— begin Material shown —
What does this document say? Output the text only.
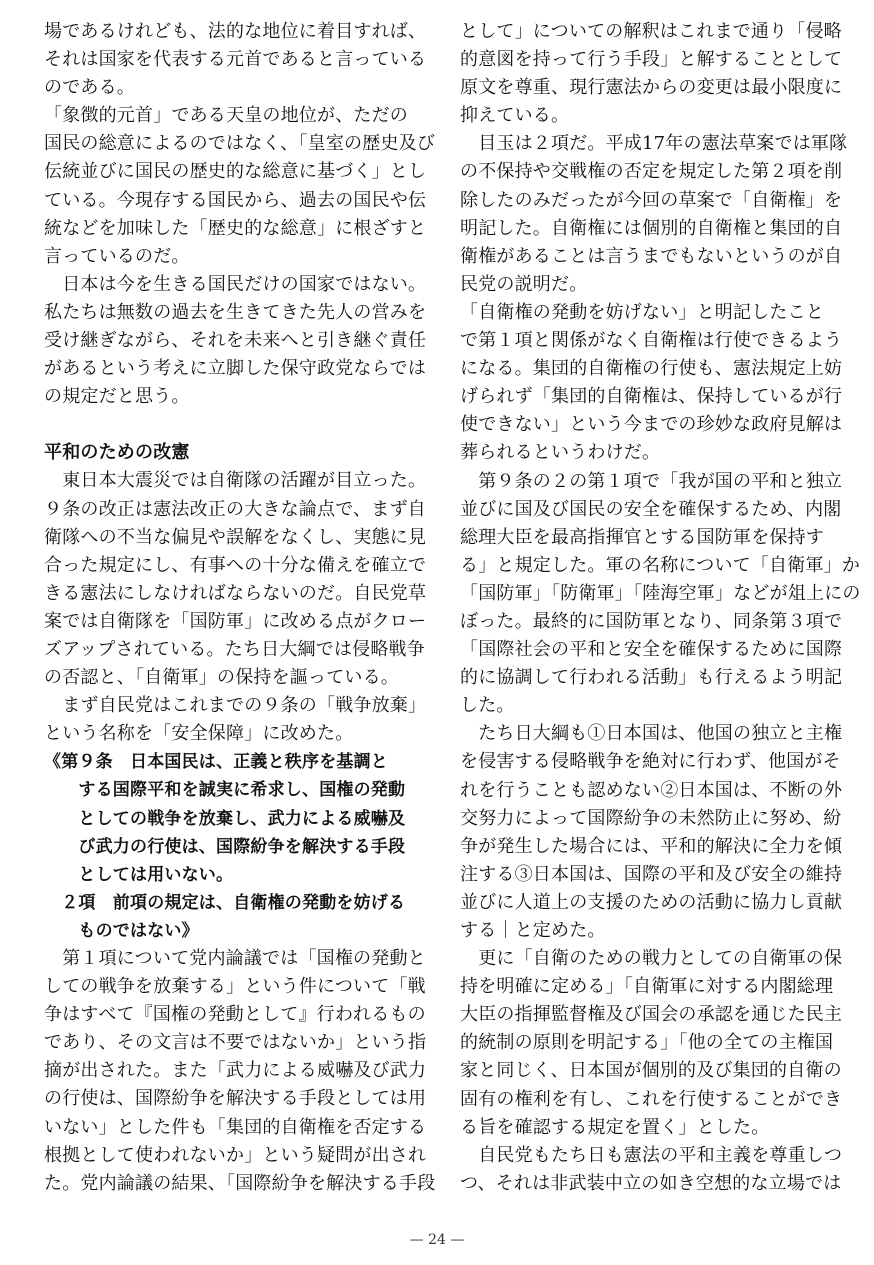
場であるけれども、法的な地位に着目すれば、

それは国家を代表する元首であると言っている

のである。

「象徴的元首」である天皇の地位が、ただの

国民の総意によるのではなく、「皇室の歴史及び

伝統並びに国民の歴史的な総意に基づく」とし

ている。今現存する国民から、過去の国民や伝

統などを加味した「歴史的な総意」に根ざすと

言っているのだ。

　日本は今を生きる国民だけの国家ではない。

私たちは無数の過去を生きてきた先人の営みを

受け継ぎながら、それを未来へと引き継ぐ責任

があるという考えに立脚した保守政党ならでは

の規定だと思う。

平和のための改憲

　東日本大震災では自衛隊の活躍が目立った。

９条の改正は憲法改正の大きな論点で、まず自

衛隊への不当な偏見や誤解をなくし、実態に見

合った規定にし、有事への十分な備えを確立で

きる憲法にしなければならないのだ。自民党草

案では自衛隊を「国防軍」に改める点がクロー

ズアップされている。たち日大綱では侵略戦争

の否認と、「自衛軍」の保持を謳っている。

　まず自民党はこれまでの９条の「戦争放棄」

という名称を「安全保障」に改めた。

《第９条　日本国民は、正義と秩序を基調と

　　する国際平和を誠実に希求し、国権の発動

　　としての戦争を放棄し、武力による威嚇及

　　び武力の行使は、国際紛争を解決する手段

　　としては用いない。

　２項　前項の規定は、自衛権の発動を妨げる

　　ものではない》

　第１項について党内論議では「国権の発動と

しての戦争を放棄する」という件について「戦

争はすべて『国権の発動として』行われるもの

であり、その文言は不要ではないか」という指

摘が出された。また「武力による威嚇及び武力

の行使は、国際紛争を解決する手段としては用

いない」とした件も「集団的自衛権を否定する

根拠として使われないか」という疑問が出され

た。党内論議の結果、「国際紛争を解決する手段

として」についての解釈はこれまで通り「侵略

的意図を持って行う手段」と解することとして

原文を尊重、現行憲法からの変更は最小限度に

抑えている。

　目玉は２項だ。平成17年の憲法草案では軍隊

の不保持や交戦権の否定を規定した第２項を削

除したのみだったが今回の草案で「自衛権」を

明記した。自衛権には個別的自衛権と集団的自

衛権があることは言うまでもないというのが自

民党の説明だ。

「自衛権の発動を妨げない」と明記したこと

で第１項と関係がなく自衛権は行使できるよう

になる。集団的自衛権の行使も、憲法規定上妨

げられず「集団的自衛権は、保持しているが行

使できない」という今までの珍妙な政府見解は

葬られるというわけだ。

　第９条の２の第１項で「我が国の平和と独立

並びに国及び国民の安全を確保するため、内閣

総理大臣を最高指揮官とする国防軍を保持す

る」と規定した。軍の名称について「自衛軍」か

「国防軍」「防衛軍」「陸海空軍」などが俎上にの

ぼった。最終的に国防軍となり、同条第３項で

「国際社会の平和と安全を確保するために国際

的に協調して行われる活動」も行えるよう明記

した。

　たち日大綱も①日本国は、他国の独立と主権

を侵害する侵略戦争を絶対に行わず、他国がそ

れを行うことも認めない②日本国は、不断の外

交努力によって国際紛争の未然防止に努め、紛

争が発生した場合には、平和的解決に全力を傾

注する③日本国は、国際の平和及び安全の維持

並びに人道上の支援のための活動に協力し貢献

する｜と定めた。

　更に「自衛のための戦力としての自衛軍の保

持を明確に定める」「自衛軍に対する内閣総理

大臣の指揮監督権及び国会の承認を通じた民主

的統制の原則を明記する」「他の全ての主権国

家と同じく、日本国が個別的及び集団的自衛の

固有の権利を有し、これを行使することができ

る旨を確認する規定を置く」とした。

　自民党もたち日も憲法の平和主義を尊重しつ

つ、それは非武装中立の如き空想的な立場では

— 24 —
— end Material shown —
[Required work] Leave images out of the retyped records; keep all else exact.

[Task solution]
What does this document say? Output the text only.
場であるけれども、法的な地位に着目すれば、

それは国家を代表する元首であると言っている

のである。

「象徴的元首」である天皇の地位が、ただの

国民の総意によるのではなく、「皇室の歴史及び

伝統並びに国民の歴史的な総意に基づく」とし

ている。今現存する国民から、過去の国民や伝

統などを加味した「歴史的な総意」に根ざすと

言っているのだ。

　日本は今を生きる国民だけの国家ではない。

私たちは無数の過去を生きてきた先人の営みを

受け継ぎながら、それを未来へと引き継ぐ責任

があるという考えに立脚した保守政党ならでは

の規定だと思う。

平和のための改憲

　東日本大震災では自衛隊の活躍が目立った。

９条の改正は憲法改正の大きな論点で、まず自

衛隊への不当な偏見や誤解をなくし、実態に見

合った規定にし、有事への十分な備えを確立で

きる憲法にしなければならないのだ。自民党草

案では自衛隊を「国防軍」に改める点がクロー

ズアップされている。たち日大綱では侵略戦争

の否認と、「自衛軍」の保持を謳っている。

　まず自民党はこれまでの９条の「戦争放棄」

という名称を「安全保障」に改めた。

《第９条　日本国民は、正義と秩序を基調と

　　する国際平和を誠実に希求し、国権の発動

　　としての戦争を放棄し、武力による威嚇及

　　び武力の行使は、国際紛争を解決する手段

　　としては用いない。

　２項　前項の規定は、自衛権の発動を妨げる

　　ものではない》

　第１項について党内論議では「国権の発動と

しての戦争を放棄する」という件について「戦

争はすべて『国権の発動として』行われるもの

であり、その文言は不要ではないか」という指

摘が出された。また「武力による威嚇及び武力

の行使は、国際紛争を解決する手段としては用

いない」とした件も「集団的自衛権を否定する

根拠として使われないか」という疑問が出され

た。党内論議の結果、「国際紛争を解決する手段

として」についての解釈はこれまで通り「侵略

的意図を持って行う手段」と解することとして

原文を尊重、現行憲法からの変更は最小限度に

抑えている。

　目玉は２項だ。平成17年の憲法草案では軍隊

の不保持や交戦権の否定を規定した第２項を削

除したのみだったが今回の草案で「自衛権」を

明記した。自衛権には個別的自衛権と集団的自

衛権があることは言うまでもないというのが自

民党の説明だ。

「自衛権の発動を妨げない」と明記したこと

で第１項と関係がなく自衛権は行使できるよう

になる。集団的自衛権の行使も、憲法規定上妨

げられず「集団的自衛権は、保持しているが行

使できない」という今までの珍妙な政府見解は

葬られるというわけだ。

　第９条の２の第１項で「我が国の平和と独立

並びに国及び国民の安全を確保するため、内閣

総理大臣を最高指揮官とする国防軍を保持す

る」と規定した。軍の名称について「自衛軍」か

「国防軍」「防衛軍」「陸海空軍」などが俎上にの

ぼった。最終的に国防軍となり、同条第３項で

「国際社会の平和と安全を確保するために国際

的に協調して行われる活動」も行えるよう明記

した。

　たち日大綱も①日本国は、他国の独立と主権

を侵害する侵略戦争を絶対に行わず、他国がそ

れを行うことも認めない②日本国は、不断の外

交努力によって国際紛争の未然防止に努め、紛

争が発生した場合には、平和的解決に全力を傾

注する③日本国は、国際の平和及び安全の維持

並びに人道上の支援のための活動に協力し貢献

する｜と定めた。

　更に「自衛のための戦力としての自衛軍の保

持を明確に定める」「自衛軍に対する内閣総理

大臣の指揮監督権及び国会の承認を通じた民主

的統制の原則を明記する」「他の全ての主権国

家と同じく、日本国が個別的及び集団的自衛の

固有の権利を有し、これを行使することができ

る旨を確認する規定を置く」とした。

　自民党もたち日も憲法の平和主義を尊重しつ

つ、それは非武装中立の如き空想的な立場では

— 24 —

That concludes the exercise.